EXERCISE GOAL: Only the number is wanted: how many lines of the data contain "Select"?

RAW DATA:
════════

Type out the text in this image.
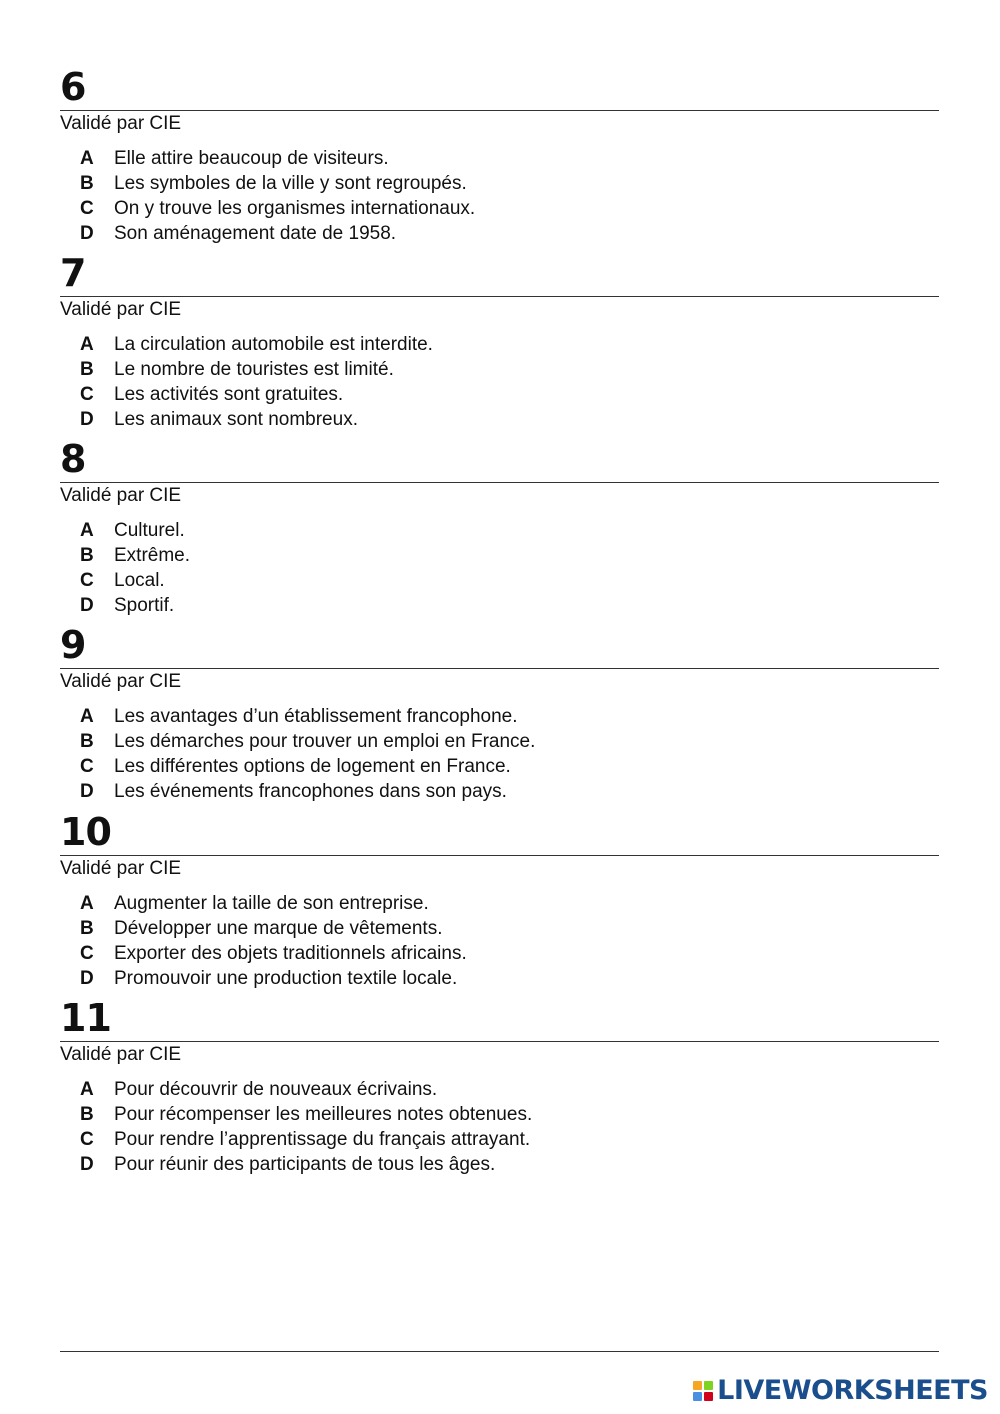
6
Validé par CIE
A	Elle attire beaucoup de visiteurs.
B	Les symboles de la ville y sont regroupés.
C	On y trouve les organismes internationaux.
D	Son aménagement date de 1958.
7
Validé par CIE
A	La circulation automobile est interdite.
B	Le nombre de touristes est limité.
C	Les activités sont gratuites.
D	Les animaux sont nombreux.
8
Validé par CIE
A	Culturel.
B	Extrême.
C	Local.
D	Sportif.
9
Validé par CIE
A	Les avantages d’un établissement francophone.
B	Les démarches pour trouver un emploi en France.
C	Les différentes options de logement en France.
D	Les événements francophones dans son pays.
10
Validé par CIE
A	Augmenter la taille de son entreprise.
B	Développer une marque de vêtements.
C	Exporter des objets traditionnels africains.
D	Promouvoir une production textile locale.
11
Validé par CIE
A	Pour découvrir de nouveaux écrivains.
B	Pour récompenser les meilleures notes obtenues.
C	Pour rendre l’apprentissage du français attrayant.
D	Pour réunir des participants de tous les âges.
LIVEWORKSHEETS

════════

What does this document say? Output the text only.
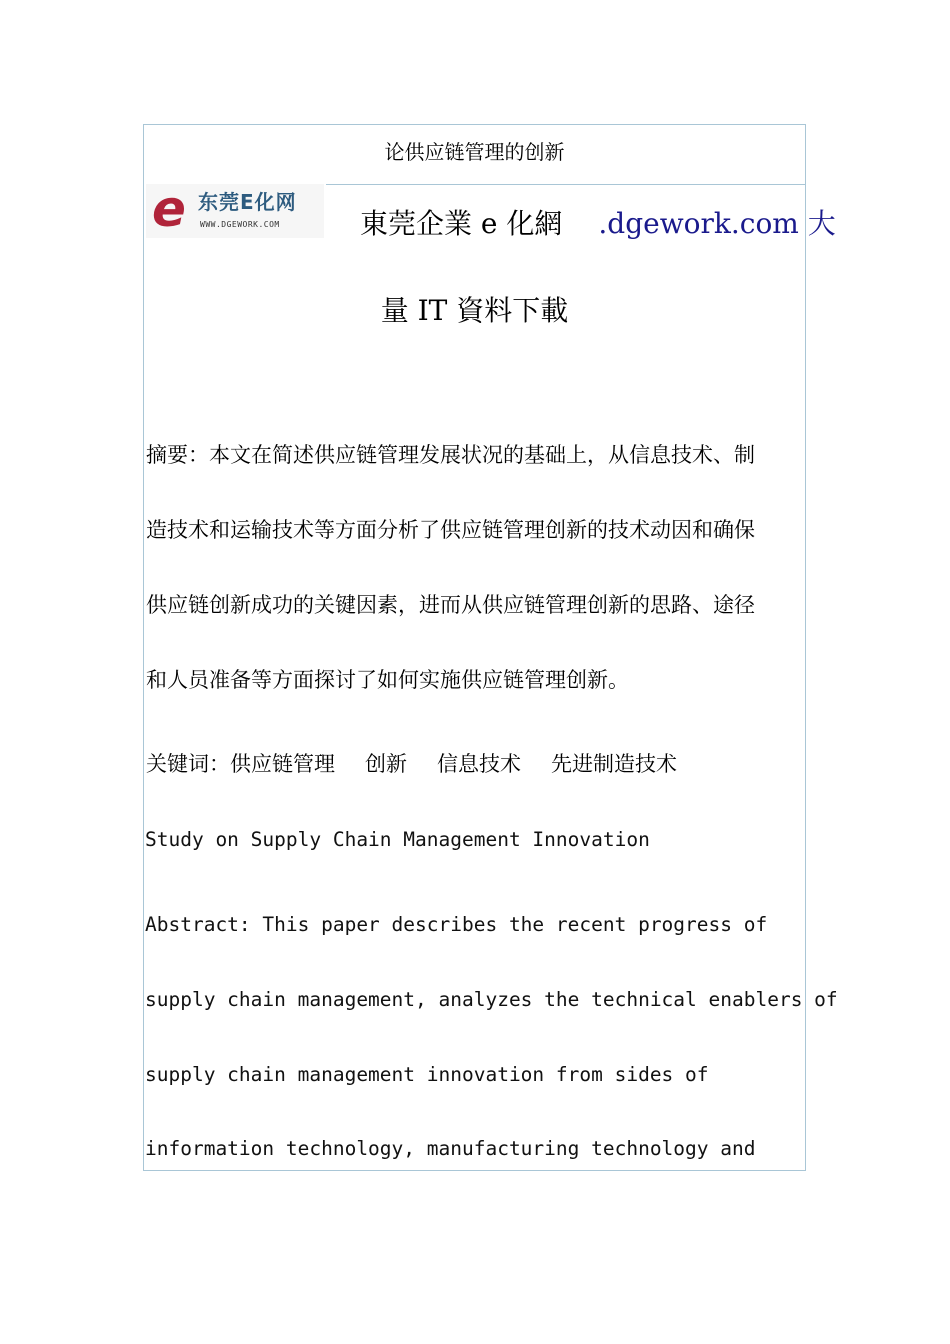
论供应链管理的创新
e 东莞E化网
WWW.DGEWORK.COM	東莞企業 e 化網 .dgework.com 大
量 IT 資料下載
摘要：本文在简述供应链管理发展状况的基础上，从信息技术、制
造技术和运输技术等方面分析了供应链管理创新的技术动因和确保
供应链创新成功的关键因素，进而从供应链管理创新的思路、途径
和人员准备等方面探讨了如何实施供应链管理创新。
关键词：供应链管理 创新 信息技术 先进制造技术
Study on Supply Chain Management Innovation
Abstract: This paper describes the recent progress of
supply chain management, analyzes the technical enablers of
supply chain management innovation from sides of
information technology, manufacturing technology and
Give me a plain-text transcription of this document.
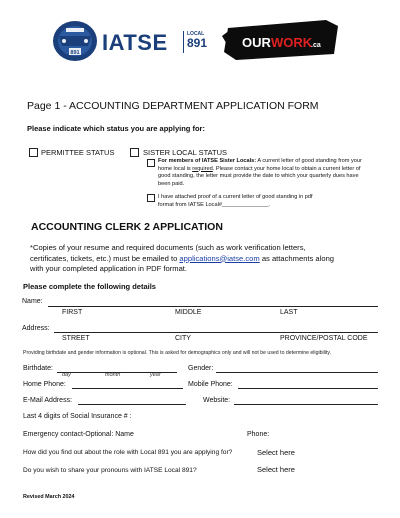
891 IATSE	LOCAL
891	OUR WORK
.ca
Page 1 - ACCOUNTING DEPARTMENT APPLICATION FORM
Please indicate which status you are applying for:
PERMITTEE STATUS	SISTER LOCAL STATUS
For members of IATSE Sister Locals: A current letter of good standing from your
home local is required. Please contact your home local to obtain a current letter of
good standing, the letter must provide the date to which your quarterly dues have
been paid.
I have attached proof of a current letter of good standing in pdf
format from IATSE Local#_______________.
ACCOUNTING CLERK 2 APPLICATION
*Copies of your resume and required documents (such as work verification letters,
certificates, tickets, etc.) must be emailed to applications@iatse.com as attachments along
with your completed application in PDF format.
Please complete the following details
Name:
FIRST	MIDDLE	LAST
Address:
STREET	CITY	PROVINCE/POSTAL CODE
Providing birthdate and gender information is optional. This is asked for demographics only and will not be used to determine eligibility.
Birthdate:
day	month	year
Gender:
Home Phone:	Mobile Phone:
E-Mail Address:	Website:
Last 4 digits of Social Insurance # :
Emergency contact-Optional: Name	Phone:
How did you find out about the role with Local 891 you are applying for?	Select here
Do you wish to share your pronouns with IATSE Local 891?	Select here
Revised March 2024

════════

SOLUTION TO THIS TASK: 2